• What needs to be done
In the low-latency rendering text below, give again the passage that begins at the words "How good is" and stops after "randomly and quickly.", substituting "scrubber" for "slider".

• Text provided
=-=-=-=-=

Low-latency rendering with the desynchronized hint

Joe Medley
Joe Medley

Differences in stylus rendering

Stylus-based drawing applications built for the web have long suffered from latency issues because a web page has to synchronize graphics updates with the DOM. In any drawing application, latencies longer than 50 milliseconds can interfere with a user's hand-eye coordination, making applications difficult to use.

The desynchronized hint for canvas.getContext() invokes a different code path that bypasses the usual DOM update mechanism. Instead the hint tells the underlying system to skip as much compositing as it is able and in some cases, the canvas's underlying buffer is sent directly to the screen's display controller. This eliminates the latency that would be caused by using the renderer compositor queue.

How good is it?

Simultaneous rendering of Sintel

If you want to get to the code, scroll ahead. To see it in action, you need a device with a touch screen, and preferably a stylus. (Fingers work too.) If you have one, try the 2d or webgl samples. For the rest of you check out this demo by Miguel Casas, one of the engineers who implemented this feature. Open the demo, press play, then move the slider back and forth randomly and quickly.

This example uses a one-minute, twenty-one second clip from the short film Sintel by Durian, the Blender open movie project. In this example, the movie is played in a <video> element whose contents are simultaneously rendered to a <canvas> element. Many devices can do this without tearing, though devices with front buffer rendering such as ChromeOS for example may have tearing. (The movie is great, but heartbreaking. I was useless for an hour after I saw it. Consider yourself warned.)

Using the hint

There's more to using low latency than adding desynchronized to canvas.getContext(). I'll go over the issues one at a time.

=-=-=-=-=

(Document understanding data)
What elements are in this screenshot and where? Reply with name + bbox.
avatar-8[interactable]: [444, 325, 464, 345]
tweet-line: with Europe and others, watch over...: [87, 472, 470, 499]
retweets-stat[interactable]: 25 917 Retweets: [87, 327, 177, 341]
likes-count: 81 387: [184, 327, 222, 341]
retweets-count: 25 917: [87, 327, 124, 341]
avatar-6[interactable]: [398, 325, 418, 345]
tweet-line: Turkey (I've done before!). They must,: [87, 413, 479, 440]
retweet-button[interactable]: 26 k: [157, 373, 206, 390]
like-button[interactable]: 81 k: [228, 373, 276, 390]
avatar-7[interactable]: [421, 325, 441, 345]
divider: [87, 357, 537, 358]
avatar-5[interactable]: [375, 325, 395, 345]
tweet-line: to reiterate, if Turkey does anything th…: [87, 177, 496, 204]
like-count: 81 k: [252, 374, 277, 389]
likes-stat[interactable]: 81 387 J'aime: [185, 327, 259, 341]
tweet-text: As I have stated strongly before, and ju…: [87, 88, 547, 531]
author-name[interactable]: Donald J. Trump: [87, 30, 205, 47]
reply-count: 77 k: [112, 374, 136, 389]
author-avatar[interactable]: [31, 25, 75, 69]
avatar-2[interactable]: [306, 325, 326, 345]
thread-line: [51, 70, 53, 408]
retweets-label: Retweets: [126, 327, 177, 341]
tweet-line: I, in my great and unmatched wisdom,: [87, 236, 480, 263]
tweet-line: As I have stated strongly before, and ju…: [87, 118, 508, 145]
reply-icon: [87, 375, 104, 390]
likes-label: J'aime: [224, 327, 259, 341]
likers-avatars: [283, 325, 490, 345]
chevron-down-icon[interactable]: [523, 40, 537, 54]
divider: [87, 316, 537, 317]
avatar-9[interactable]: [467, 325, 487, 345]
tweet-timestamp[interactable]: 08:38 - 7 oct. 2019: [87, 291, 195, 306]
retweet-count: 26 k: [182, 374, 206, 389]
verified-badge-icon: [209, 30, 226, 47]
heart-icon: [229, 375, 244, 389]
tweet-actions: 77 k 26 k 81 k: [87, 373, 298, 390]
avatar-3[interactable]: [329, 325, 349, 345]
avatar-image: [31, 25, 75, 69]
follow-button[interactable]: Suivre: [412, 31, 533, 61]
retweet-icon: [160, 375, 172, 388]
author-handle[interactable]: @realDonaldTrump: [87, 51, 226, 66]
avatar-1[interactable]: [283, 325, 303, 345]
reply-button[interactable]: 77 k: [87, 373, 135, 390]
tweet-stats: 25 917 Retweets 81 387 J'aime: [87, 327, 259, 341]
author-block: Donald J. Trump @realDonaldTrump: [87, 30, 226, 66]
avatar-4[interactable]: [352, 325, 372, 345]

=-=-=-=-=

• Solution to this task
How good is it?

Simultaneous rendering of Sintel

If you want to get to the code, scroll ahead. To see it in action, you need a device with a touch screen, and preferably a stylus. (Fingers work too.) If you have one, try the 2d or webgl samples. For the rest of you check out this demo by Miguel Casas, one of the engineers who implemented this feature. Open the demo, press play, then move the scrubber back and forth randomly and quickly.